### WHAT YOU HAVE TO DO
Look below for the line with "What's the underlying". Extract that line and each one after it through the last, word for word.

### DATASET ROWS
####
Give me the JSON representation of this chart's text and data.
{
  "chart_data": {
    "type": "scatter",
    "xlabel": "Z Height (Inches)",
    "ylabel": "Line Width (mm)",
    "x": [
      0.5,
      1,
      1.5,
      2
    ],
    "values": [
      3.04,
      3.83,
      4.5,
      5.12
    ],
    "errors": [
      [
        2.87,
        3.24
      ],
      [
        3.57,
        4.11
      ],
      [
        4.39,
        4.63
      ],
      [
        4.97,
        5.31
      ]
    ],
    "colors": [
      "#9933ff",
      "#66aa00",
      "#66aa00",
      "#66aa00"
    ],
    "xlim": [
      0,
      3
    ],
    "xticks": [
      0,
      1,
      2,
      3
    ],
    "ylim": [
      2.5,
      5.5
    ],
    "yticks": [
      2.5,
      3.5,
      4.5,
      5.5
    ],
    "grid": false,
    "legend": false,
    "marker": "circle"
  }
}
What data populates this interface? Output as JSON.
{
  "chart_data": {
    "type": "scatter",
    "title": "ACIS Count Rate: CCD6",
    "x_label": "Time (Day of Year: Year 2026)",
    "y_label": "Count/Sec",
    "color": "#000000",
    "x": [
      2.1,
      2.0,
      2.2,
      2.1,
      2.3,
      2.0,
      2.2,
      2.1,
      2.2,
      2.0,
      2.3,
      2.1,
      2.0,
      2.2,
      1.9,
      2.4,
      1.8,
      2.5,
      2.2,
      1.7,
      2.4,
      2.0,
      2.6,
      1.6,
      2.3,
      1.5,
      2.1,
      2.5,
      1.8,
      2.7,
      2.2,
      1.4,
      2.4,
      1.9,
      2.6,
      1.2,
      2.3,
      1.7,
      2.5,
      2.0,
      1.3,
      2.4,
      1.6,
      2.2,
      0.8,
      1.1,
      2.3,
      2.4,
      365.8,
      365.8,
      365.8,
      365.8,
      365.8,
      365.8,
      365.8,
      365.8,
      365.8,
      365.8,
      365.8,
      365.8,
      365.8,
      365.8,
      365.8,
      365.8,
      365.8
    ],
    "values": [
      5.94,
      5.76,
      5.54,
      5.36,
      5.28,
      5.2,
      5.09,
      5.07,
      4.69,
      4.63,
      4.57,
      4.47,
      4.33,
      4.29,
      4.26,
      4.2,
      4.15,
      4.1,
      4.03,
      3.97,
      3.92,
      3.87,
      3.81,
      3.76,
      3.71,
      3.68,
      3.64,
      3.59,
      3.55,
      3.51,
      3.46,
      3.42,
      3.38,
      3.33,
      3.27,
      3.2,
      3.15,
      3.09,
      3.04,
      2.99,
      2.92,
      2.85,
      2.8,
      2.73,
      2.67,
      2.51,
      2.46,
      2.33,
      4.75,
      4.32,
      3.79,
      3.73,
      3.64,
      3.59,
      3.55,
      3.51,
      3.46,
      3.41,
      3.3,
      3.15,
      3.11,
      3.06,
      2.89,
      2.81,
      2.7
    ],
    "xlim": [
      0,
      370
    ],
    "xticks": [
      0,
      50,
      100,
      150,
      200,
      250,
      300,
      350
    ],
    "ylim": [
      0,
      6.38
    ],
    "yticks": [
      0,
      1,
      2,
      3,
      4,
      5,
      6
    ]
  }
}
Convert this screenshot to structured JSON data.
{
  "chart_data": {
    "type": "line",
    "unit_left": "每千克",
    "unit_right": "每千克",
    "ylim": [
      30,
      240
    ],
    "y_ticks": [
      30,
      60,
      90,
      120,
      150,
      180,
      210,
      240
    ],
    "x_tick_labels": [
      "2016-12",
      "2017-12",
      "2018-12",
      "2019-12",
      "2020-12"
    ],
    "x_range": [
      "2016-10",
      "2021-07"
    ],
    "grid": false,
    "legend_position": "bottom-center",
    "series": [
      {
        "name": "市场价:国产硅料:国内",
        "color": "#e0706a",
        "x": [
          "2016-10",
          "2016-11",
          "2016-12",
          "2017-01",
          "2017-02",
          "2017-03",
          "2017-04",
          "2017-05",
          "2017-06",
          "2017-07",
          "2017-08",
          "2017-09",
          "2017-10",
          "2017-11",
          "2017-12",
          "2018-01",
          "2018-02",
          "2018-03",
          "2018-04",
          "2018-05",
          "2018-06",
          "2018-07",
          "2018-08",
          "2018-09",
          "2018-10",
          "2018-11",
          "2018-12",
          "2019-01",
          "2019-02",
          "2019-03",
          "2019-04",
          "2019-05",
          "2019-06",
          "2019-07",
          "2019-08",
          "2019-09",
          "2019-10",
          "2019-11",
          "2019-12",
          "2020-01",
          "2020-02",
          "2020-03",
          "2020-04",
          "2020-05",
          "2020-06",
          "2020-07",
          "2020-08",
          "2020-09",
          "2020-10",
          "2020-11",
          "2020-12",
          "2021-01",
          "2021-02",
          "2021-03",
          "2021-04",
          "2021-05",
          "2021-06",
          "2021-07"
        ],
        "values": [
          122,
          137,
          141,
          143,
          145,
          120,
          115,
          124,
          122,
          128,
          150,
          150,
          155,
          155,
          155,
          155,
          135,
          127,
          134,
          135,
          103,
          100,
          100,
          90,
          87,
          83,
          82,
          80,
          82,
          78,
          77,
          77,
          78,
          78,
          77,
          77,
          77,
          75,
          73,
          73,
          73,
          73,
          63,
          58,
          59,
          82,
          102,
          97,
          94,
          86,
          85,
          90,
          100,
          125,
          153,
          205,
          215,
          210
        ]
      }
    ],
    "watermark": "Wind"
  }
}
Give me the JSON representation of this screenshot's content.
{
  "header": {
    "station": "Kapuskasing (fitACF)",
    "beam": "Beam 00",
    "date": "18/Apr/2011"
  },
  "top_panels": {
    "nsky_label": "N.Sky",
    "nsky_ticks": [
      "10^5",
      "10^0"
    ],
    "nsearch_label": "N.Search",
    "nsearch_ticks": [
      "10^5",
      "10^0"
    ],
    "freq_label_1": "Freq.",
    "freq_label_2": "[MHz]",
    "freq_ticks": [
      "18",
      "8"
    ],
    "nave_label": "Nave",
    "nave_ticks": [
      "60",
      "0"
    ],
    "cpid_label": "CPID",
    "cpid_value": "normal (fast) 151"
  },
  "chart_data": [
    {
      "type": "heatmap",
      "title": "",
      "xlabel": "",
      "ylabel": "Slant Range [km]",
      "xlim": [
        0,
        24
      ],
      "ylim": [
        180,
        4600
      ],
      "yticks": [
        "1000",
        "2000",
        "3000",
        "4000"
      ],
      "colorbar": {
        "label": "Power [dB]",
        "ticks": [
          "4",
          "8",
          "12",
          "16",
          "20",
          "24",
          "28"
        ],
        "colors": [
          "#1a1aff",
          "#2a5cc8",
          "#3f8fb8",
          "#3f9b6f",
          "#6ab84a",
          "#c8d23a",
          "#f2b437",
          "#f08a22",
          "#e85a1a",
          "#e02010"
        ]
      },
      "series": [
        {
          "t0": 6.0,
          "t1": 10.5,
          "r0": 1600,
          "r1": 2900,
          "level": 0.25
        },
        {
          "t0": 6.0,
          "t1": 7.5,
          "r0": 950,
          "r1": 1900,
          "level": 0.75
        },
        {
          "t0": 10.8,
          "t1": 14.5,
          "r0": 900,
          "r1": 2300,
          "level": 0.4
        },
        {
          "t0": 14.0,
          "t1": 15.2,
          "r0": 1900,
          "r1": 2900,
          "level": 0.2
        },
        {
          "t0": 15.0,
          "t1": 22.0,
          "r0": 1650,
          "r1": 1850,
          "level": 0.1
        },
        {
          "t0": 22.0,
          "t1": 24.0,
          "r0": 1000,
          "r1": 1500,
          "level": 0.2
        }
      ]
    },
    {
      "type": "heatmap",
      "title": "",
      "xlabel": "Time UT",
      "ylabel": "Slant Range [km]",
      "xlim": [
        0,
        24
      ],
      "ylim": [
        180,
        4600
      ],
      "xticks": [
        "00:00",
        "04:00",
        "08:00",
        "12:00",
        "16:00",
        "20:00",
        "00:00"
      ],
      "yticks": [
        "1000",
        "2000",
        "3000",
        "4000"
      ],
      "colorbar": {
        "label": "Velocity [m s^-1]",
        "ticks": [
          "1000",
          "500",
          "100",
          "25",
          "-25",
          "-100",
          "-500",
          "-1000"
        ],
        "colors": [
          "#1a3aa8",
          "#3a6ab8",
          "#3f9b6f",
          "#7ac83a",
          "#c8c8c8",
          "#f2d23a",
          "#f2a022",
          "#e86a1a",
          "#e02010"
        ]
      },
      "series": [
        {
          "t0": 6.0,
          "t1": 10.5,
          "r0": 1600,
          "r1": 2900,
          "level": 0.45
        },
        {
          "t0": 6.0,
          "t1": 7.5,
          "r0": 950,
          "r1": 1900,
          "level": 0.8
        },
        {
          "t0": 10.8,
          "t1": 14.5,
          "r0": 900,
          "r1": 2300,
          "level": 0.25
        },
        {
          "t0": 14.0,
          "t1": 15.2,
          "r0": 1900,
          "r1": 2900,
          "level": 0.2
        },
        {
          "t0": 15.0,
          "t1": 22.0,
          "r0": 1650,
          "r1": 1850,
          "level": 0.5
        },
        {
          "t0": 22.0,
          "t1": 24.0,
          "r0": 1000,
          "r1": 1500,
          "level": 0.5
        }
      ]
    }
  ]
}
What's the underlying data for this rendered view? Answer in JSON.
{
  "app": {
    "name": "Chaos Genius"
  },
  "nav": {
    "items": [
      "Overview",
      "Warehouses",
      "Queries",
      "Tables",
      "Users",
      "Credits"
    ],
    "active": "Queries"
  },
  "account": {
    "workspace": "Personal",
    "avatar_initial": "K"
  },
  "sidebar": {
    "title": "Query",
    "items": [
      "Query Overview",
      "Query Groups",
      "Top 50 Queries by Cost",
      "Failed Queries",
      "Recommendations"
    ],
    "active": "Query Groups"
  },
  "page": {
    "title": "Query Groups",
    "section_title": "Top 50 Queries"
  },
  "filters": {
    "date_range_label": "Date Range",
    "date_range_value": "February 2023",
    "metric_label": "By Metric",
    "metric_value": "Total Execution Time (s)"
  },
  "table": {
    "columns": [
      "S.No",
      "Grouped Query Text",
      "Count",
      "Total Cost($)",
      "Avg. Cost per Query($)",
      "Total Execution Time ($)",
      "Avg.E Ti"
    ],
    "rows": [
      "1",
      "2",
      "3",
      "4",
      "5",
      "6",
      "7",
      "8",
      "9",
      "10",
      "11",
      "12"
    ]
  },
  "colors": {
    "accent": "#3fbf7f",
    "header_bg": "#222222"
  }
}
####
### ANSWER TO THIS EXERCISE
What's the underlying data for this rendered view? Answer in JSON.
{
  "app": {
    "name": "Chaos Genius"
  },
  "nav": {
    "items": [
      "Overview",
      "Warehouses",
      "Queries",
      "Tables",
      "Users",
      "Credits"
    ],
    "active": "Queries"
  },
  "account": {
    "workspace": "Personal",
    "avatar_initial": "K"
  },
  "sidebar": {
    "title": "Query",
    "items": [
      "Query Overview",
      "Query Groups",
      "Top 50 Queries by Cost",
      "Failed Queries",
      "Recommendations"
    ],
    "active": "Query Groups"
  },
  "page": {
    "title": "Query Groups",
    "section_title": "Top 50 Queries"
  },
  "filters": {
    "date_range_label": "Date Range",
    "date_range_value": "February 2023",
    "metric_label": "By Metric",
    "metric_value": "Total Execution Time (s)"
  },
  "table": {
    "columns": [
      "S.No",
      "Grouped Query Text",
      "Count",
      "Total Cost($)",
      "Avg. Cost per Query($)",
      "Total Execution Time ($)",
      "Avg.E Ti"
    ],
    "rows": [
      "1",
      "2",
      "3",
      "4",
      "5",
      "6",
      "7",
      "8",
      "9",
      "10",
      "11",
      "12"
    ]
  },
  "colors": {
    "accent": "#3fbf7f",
    "header_bg": "#222222"
  }
}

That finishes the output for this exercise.